* What is asked *
Your task is to copy every record exactly.

* Given information *
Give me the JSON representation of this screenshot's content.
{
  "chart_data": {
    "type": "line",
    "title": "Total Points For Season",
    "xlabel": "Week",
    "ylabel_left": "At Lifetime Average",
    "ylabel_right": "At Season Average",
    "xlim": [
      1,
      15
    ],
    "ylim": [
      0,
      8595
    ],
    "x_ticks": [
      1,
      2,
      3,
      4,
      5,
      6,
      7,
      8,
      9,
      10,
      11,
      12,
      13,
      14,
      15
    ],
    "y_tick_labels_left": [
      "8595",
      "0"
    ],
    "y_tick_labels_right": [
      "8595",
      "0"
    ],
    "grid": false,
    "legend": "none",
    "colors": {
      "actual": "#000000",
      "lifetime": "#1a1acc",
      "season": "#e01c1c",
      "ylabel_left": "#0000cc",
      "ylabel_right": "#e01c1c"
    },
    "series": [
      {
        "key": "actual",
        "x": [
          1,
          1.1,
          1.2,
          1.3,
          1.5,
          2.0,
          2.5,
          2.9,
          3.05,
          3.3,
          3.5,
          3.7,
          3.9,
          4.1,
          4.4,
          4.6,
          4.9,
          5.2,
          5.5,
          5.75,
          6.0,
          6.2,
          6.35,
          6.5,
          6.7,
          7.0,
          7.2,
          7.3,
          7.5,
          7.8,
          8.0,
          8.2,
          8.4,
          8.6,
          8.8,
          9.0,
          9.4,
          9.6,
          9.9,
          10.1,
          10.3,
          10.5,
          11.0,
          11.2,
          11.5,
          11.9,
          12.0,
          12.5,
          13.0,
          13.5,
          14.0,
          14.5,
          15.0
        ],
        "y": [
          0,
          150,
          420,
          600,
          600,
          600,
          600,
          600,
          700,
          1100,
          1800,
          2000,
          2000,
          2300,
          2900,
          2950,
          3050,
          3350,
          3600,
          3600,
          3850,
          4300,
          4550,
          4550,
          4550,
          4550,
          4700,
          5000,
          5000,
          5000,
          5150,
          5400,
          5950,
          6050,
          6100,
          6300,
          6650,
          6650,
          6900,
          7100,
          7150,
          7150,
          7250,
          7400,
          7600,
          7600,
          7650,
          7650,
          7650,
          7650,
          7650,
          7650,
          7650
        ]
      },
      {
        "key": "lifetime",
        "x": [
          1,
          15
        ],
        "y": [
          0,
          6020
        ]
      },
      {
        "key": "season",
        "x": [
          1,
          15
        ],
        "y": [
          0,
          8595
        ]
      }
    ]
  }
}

* Complete response *
Give me the JSON representation of this screenshot's content.
{
  "chart_data": {
    "type": "line",
    "title": "Total Points For Season",
    "xlabel": "Week",
    "ylabel_left": "At Lifetime Average",
    "ylabel_right": "At Season Average",
    "xlim": [
      1,
      15
    ],
    "ylim": [
      0,
      8595
    ],
    "x_ticks": [
      1,
      2,
      3,
      4,
      5,
      6,
      7,
      8,
      9,
      10,
      11,
      12,
      13,
      14,
      15
    ],
    "y_tick_labels_left": [
      "8595",
      "0"
    ],
    "y_tick_labels_right": [
      "8595",
      "0"
    ],
    "grid": false,
    "legend": "none",
    "colors": {
      "actual": "#000000",
      "lifetime": "#1a1acc",
      "season": "#e01c1c",
      "ylabel_left": "#0000cc",
      "ylabel_right": "#e01c1c"
    },
    "series": [
      {
        "key": "actual",
        "x": [
          1,
          1.1,
          1.2,
          1.3,
          1.5,
          2.0,
          2.5,
          2.9,
          3.05,
          3.3,
          3.5,
          3.7,
          3.9,
          4.1,
          4.4,
          4.6,
          4.9,
          5.2,
          5.5,
          5.75,
          6.0,
          6.2,
          6.35,
          6.5,
          6.7,
          7.0,
          7.2,
          7.3,
          7.5,
          7.8,
          8.0,
          8.2,
          8.4,
          8.6,
          8.8,
          9.0,
          9.4,
          9.6,
          9.9,
          10.1,
          10.3,
          10.5,
          11.0,
          11.2,
          11.5,
          11.9,
          12.0,
          12.5,
          13.0,
          13.5,
          14.0,
          14.5,
          15.0
        ],
        "y": [
          0,
          150,
          420,
          600,
          600,
          600,
          600,
          600,
          700,
          1100,
          1800,
          2000,
          2000,
          2300,
          2900,
          2950,
          3050,
          3350,
          3600,
          3600,
          3850,
          4300,
          4550,
          4550,
          4550,
          4550,
          4700,
          5000,
          5000,
          5000,
          5150,
          5400,
          5950,
          6050,
          6100,
          6300,
          6650,
          6650,
          6900,
          7100,
          7150,
          7150,
          7250,
          7400,
          7600,
          7600,
          7650,
          7650,
          7650,
          7650,
          7650,
          7650,
          7650
        ]
      },
      {
        "key": "lifetime",
        "x": [
          1,
          15
        ],
        "y": [
          0,
          6020
        ]
      },
      {
        "key": "season",
        "x": [
          1,
          15
        ],
        "y": [
          0,
          8595
        ]
      }
    ]
  }
}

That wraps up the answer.